** INSTRUCTIONS TO FOLLOW **
Find the string "JSON" in the entries and copy each line that has it.

** DATASET EXTRACT **
▬▬▬

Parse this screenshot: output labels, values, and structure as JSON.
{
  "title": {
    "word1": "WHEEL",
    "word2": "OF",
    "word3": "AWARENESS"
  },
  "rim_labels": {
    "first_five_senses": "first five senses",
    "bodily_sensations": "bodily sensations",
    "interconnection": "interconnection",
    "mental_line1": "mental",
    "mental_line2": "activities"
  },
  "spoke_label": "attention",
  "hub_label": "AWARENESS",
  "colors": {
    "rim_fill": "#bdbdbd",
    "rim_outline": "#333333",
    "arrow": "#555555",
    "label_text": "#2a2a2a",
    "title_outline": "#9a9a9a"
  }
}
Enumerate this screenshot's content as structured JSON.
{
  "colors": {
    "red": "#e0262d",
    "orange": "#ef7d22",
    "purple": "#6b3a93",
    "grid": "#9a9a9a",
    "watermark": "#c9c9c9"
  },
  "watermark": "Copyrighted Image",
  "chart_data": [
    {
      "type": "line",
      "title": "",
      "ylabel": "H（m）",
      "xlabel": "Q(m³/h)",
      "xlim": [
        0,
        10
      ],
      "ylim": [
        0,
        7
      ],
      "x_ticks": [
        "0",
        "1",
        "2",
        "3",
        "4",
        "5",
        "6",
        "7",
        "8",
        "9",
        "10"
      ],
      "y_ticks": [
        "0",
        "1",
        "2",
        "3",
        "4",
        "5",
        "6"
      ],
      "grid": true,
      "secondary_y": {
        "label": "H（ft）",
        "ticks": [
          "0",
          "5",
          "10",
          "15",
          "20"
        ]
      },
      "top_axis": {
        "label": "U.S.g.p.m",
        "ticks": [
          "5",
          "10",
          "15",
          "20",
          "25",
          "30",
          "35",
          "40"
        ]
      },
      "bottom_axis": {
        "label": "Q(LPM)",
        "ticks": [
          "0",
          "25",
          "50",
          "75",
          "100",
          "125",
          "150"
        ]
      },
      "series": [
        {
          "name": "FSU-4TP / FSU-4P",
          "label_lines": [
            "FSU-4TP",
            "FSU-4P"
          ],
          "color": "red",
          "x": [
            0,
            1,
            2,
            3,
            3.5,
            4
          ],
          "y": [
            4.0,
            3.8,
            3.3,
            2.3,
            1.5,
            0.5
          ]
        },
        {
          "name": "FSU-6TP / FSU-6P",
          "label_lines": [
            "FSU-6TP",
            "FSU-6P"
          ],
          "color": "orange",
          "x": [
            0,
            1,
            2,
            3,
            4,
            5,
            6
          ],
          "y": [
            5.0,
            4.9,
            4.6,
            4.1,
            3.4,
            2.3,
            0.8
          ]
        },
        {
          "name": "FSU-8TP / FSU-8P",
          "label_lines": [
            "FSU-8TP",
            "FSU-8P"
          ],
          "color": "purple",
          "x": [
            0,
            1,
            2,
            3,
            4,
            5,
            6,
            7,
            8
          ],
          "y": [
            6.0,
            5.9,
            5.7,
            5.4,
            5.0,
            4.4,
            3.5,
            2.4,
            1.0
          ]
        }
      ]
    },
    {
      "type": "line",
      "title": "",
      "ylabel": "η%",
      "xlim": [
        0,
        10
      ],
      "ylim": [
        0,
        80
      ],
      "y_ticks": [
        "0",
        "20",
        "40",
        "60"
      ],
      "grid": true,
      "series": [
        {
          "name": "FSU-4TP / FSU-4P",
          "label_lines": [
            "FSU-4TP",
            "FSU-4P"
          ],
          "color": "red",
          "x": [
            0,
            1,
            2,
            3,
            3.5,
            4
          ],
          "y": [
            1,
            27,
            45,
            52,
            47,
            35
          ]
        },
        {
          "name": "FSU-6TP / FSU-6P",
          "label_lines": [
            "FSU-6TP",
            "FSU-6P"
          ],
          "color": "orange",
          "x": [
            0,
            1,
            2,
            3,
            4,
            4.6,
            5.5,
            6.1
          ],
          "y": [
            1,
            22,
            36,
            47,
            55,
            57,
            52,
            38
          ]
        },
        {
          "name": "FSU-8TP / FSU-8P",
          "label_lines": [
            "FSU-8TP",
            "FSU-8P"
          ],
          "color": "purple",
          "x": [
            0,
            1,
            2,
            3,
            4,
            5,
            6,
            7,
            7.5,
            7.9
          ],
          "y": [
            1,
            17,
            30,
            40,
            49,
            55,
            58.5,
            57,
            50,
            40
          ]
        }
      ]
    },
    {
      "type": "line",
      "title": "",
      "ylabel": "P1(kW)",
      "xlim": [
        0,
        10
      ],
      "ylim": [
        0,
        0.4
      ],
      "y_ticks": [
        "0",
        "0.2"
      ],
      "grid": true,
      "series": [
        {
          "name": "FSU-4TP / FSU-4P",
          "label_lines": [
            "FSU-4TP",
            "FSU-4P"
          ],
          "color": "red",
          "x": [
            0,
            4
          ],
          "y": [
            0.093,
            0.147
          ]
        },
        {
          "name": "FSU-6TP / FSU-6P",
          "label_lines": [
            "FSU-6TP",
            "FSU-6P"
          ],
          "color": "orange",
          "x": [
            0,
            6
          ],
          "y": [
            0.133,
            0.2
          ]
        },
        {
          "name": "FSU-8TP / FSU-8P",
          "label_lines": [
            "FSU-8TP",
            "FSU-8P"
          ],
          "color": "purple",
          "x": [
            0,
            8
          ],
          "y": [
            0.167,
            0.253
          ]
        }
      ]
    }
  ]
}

▬▬▬

** RESPONSE **
Parse this screenshot: output labels, values, and structure as JSON.
Enumerate this screenshot's content as structured JSON.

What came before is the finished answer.